* Begin Listing *

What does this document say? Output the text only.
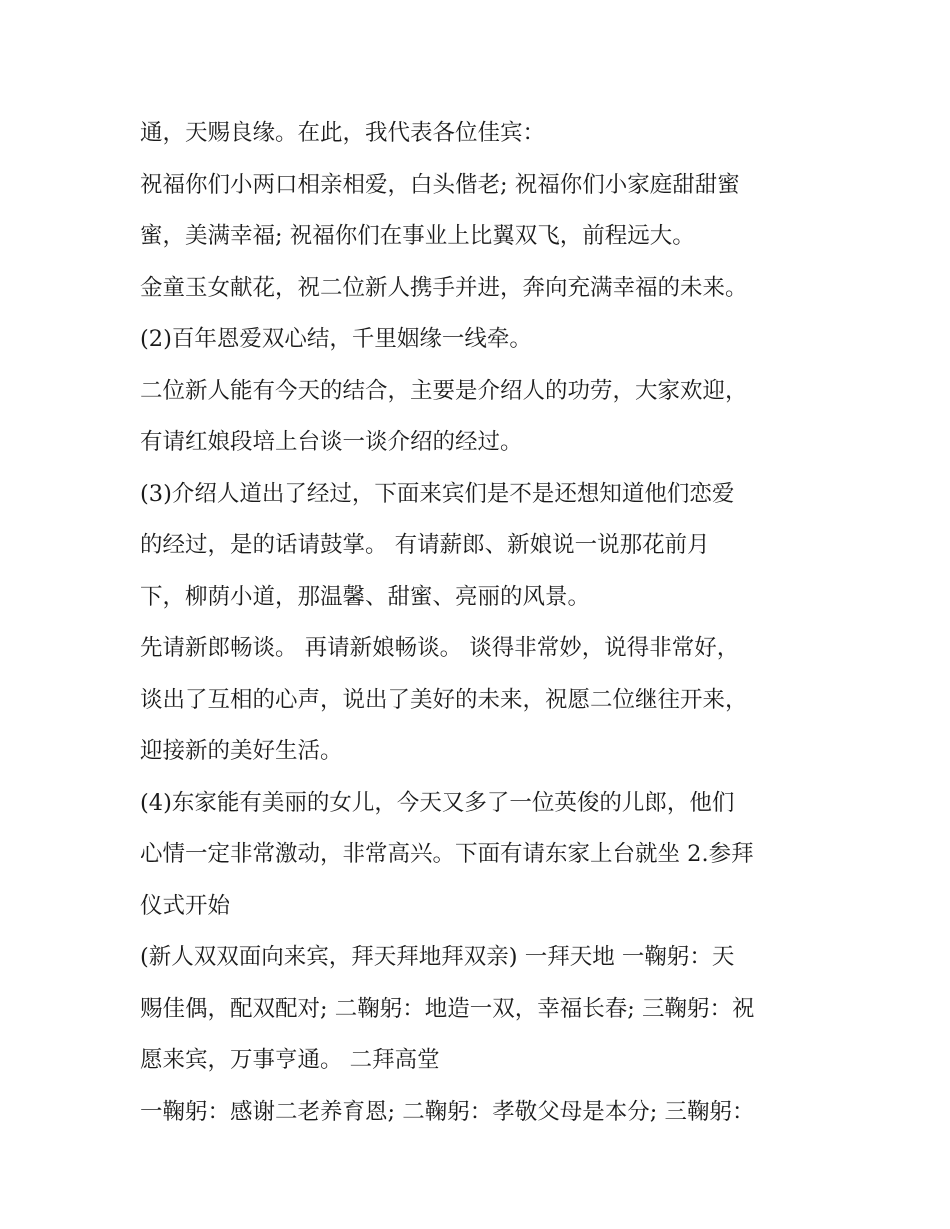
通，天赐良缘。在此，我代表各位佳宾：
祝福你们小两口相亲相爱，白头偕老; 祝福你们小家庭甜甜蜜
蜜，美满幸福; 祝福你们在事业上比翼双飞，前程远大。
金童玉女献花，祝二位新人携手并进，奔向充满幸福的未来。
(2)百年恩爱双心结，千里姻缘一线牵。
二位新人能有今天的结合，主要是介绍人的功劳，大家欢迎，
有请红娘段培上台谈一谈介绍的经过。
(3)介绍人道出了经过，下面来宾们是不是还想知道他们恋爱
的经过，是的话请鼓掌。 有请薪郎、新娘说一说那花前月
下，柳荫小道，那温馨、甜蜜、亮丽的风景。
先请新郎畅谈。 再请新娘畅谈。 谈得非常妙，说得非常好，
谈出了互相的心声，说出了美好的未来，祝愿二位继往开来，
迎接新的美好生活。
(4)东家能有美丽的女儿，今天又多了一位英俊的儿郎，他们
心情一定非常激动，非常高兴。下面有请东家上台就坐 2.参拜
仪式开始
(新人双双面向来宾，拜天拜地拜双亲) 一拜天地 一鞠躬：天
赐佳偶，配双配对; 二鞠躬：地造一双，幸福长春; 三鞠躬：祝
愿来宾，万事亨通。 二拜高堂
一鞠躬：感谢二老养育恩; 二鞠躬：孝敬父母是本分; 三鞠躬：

* End Listing *
* Begin Listing *

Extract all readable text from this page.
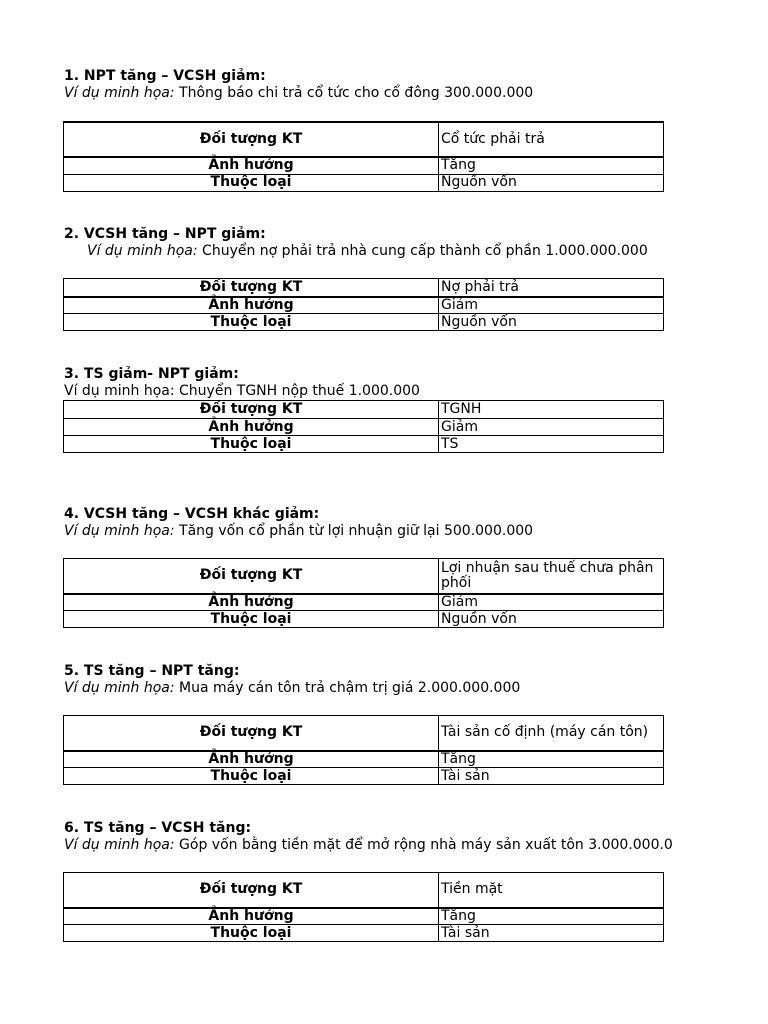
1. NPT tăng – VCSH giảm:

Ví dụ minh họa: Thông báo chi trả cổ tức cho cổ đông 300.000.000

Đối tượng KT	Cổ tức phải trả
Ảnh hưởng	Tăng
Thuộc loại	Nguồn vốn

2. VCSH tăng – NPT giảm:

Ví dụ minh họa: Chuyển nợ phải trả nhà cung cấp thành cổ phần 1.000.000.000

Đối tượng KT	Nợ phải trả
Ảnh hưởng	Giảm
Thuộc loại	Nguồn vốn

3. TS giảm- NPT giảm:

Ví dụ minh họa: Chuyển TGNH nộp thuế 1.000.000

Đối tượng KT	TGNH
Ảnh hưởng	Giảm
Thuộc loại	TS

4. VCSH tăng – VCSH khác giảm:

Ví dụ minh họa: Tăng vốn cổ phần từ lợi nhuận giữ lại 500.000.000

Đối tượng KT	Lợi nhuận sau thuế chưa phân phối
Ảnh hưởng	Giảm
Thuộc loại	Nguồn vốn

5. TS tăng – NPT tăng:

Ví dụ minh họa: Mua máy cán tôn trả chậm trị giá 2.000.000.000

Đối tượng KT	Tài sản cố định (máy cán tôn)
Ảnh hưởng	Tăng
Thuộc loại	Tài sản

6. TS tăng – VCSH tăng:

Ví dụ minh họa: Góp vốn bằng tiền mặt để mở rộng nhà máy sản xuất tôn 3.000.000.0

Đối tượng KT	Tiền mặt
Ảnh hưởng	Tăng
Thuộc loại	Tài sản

* End Listing *

Given problem -
Gather up the lines that contain the word "thuế".

Finished answer -
Ví dụ minh họa: Chuyển TGNH nộp thuế 1.000.000
Đối tượng KT	Lợi nhuận sau thuế chưa phân phối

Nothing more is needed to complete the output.